#### [Goal]
Report the count of lines where the string "enrolled" appears, and nothing else.
──────────
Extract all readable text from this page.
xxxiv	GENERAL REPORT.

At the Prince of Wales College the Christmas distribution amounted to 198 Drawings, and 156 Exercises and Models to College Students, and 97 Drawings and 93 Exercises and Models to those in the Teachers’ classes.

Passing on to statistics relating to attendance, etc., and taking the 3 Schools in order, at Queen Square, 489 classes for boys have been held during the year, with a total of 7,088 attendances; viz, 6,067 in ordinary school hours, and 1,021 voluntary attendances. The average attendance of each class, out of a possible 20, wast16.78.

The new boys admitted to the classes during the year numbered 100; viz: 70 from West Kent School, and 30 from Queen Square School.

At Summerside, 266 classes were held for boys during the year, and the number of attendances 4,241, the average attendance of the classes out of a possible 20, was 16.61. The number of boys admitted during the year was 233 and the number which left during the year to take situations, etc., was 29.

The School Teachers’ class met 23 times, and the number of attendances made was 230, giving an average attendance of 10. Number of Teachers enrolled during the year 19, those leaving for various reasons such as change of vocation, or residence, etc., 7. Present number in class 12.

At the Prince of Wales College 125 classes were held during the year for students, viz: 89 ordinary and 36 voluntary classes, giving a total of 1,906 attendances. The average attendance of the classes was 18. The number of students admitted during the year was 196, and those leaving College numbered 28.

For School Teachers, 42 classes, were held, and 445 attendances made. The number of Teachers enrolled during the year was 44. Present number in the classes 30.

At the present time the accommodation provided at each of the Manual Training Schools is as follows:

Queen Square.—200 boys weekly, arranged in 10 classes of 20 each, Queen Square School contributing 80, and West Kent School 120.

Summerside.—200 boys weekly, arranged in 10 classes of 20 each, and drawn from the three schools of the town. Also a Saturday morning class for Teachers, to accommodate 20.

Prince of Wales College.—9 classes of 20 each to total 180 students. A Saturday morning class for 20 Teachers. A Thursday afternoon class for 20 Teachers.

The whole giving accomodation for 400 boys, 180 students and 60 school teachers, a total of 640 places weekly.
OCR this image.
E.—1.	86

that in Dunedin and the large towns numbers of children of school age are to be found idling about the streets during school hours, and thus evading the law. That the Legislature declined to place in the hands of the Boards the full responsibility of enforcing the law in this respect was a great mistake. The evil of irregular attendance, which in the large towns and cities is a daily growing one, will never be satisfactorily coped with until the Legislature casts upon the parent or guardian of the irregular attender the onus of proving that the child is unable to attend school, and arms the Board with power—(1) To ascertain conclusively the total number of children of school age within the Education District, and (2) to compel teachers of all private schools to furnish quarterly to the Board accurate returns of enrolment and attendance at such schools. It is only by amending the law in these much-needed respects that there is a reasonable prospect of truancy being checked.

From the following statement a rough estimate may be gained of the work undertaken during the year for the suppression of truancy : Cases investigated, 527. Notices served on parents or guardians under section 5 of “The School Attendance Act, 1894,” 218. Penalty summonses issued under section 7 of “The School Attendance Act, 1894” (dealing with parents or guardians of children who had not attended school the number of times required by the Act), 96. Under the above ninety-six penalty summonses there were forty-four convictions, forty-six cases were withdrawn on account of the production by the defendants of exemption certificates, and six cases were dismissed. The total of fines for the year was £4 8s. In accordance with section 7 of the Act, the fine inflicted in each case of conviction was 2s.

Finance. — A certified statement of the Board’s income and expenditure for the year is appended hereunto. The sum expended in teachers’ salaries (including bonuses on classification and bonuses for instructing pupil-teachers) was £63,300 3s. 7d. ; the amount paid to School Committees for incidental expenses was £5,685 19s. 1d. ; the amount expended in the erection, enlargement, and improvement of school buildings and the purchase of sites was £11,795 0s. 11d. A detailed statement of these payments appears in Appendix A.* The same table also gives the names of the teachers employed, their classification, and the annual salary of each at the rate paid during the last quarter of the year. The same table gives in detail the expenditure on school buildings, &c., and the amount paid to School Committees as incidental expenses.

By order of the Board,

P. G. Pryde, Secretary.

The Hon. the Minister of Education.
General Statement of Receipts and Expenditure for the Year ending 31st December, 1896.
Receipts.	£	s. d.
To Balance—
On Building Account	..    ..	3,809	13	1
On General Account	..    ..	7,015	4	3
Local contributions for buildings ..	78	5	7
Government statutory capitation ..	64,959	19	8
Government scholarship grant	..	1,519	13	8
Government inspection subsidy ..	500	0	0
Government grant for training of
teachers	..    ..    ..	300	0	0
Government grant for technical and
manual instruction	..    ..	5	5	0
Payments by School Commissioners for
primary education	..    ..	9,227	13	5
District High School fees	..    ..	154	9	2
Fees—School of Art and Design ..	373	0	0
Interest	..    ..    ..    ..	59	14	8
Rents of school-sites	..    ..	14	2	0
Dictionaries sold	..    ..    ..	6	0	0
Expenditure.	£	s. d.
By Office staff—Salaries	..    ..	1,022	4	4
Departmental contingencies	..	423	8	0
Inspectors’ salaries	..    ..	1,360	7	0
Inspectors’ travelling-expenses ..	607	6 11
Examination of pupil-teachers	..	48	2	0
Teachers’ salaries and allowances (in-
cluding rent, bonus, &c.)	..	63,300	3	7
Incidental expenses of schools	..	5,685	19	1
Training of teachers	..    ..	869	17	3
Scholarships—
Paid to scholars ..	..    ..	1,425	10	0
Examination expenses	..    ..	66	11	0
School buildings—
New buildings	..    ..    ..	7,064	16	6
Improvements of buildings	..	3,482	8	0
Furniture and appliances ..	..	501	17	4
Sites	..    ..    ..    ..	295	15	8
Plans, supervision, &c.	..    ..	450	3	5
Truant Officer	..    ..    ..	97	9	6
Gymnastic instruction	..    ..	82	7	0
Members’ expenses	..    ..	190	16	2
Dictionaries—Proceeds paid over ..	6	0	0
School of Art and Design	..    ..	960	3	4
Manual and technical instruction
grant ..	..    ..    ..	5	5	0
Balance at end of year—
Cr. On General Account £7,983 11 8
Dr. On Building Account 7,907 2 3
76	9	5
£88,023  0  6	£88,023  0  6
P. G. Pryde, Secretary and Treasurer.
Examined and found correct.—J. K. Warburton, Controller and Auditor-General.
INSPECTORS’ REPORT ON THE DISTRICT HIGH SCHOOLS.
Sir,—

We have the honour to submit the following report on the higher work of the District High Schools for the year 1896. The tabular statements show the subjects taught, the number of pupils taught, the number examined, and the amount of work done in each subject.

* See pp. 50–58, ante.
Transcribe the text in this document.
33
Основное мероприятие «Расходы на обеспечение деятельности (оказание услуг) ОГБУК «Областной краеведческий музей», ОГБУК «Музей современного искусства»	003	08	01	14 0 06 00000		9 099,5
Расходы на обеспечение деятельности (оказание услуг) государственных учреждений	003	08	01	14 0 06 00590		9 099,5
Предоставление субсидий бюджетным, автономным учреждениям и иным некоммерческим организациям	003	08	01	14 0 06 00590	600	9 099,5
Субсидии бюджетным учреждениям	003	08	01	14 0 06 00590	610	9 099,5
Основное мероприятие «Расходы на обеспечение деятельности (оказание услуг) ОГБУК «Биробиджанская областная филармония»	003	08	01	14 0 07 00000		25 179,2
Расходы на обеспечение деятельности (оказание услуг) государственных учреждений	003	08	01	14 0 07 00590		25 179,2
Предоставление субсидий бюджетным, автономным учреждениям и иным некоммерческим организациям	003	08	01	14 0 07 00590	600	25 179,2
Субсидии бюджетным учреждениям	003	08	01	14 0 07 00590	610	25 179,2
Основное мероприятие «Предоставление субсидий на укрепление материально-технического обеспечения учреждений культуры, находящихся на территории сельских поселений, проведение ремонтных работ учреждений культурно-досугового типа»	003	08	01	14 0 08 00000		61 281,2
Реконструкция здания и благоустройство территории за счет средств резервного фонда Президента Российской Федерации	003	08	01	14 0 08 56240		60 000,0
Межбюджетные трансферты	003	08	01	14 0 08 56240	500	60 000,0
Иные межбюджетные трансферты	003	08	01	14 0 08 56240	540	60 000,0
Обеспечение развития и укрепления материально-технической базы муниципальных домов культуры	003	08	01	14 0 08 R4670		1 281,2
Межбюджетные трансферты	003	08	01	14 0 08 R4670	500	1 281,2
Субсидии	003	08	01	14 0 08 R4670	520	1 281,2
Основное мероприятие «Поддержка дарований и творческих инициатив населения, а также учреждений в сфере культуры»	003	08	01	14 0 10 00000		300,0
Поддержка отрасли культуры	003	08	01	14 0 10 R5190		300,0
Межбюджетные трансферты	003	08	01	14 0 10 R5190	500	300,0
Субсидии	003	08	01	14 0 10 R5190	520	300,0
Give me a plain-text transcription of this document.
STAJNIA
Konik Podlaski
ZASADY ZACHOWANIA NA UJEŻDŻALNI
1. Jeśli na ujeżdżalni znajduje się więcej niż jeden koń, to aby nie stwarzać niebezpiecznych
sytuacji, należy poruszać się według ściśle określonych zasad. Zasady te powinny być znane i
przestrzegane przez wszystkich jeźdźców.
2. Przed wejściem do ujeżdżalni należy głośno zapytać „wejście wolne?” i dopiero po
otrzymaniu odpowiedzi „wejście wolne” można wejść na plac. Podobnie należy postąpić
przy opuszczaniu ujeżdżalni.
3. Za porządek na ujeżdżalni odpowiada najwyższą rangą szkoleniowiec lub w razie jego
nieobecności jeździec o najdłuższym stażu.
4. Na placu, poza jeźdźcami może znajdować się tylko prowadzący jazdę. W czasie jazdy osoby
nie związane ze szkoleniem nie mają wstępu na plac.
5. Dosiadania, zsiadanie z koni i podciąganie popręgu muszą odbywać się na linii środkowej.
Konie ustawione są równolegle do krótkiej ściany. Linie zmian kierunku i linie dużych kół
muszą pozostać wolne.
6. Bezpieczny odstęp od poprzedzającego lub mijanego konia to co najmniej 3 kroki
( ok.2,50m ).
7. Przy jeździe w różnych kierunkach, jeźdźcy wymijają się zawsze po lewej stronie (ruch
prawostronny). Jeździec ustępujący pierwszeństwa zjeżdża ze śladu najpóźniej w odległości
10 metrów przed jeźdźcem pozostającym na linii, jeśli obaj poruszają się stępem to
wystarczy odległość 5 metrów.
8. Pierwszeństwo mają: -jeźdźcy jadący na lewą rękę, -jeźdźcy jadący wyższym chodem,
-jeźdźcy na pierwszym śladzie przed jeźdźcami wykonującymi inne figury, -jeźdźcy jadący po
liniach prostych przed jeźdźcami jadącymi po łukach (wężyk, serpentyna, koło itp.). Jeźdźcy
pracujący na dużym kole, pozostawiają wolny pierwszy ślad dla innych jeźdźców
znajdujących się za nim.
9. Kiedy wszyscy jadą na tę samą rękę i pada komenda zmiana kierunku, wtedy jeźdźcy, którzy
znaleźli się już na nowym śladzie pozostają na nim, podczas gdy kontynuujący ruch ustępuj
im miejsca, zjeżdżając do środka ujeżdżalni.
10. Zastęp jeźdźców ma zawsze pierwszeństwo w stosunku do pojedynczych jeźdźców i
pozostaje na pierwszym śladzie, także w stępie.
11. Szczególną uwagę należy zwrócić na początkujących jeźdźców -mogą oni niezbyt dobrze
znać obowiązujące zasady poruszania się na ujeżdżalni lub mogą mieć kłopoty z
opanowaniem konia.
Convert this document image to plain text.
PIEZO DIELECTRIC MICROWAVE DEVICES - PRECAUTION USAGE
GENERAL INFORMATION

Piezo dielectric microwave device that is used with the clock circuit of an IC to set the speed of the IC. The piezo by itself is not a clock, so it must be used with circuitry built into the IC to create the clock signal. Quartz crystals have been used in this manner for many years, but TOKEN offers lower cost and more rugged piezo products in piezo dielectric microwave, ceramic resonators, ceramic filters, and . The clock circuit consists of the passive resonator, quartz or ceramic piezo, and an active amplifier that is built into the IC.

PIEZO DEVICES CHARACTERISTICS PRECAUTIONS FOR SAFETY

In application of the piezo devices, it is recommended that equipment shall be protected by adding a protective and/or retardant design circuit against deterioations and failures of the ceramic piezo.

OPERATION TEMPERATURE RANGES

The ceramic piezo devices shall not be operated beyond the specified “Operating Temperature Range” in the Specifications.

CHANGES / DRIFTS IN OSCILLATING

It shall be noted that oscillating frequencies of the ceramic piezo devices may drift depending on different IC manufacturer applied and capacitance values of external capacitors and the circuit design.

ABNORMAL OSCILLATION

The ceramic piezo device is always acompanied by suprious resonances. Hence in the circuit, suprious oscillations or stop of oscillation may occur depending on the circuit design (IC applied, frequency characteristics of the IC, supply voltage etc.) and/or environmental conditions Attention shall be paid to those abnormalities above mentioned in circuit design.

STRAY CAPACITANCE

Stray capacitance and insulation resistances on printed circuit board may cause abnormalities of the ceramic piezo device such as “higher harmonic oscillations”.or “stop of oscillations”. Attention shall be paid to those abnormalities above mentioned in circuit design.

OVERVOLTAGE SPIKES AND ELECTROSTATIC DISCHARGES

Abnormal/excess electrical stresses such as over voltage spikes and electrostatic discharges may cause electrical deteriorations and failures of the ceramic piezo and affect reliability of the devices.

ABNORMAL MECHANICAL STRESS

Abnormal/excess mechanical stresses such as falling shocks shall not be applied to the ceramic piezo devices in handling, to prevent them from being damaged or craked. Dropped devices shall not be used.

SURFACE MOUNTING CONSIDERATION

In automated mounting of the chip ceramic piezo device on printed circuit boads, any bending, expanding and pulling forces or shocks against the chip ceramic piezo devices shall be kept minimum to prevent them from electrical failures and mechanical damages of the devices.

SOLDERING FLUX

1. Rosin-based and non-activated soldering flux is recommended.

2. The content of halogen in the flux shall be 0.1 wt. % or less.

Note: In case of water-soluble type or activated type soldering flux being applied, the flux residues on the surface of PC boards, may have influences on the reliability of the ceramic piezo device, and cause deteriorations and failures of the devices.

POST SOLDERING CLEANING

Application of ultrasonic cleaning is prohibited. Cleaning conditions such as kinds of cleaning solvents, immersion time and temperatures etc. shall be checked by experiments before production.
──────────
#### [Exercise result]
2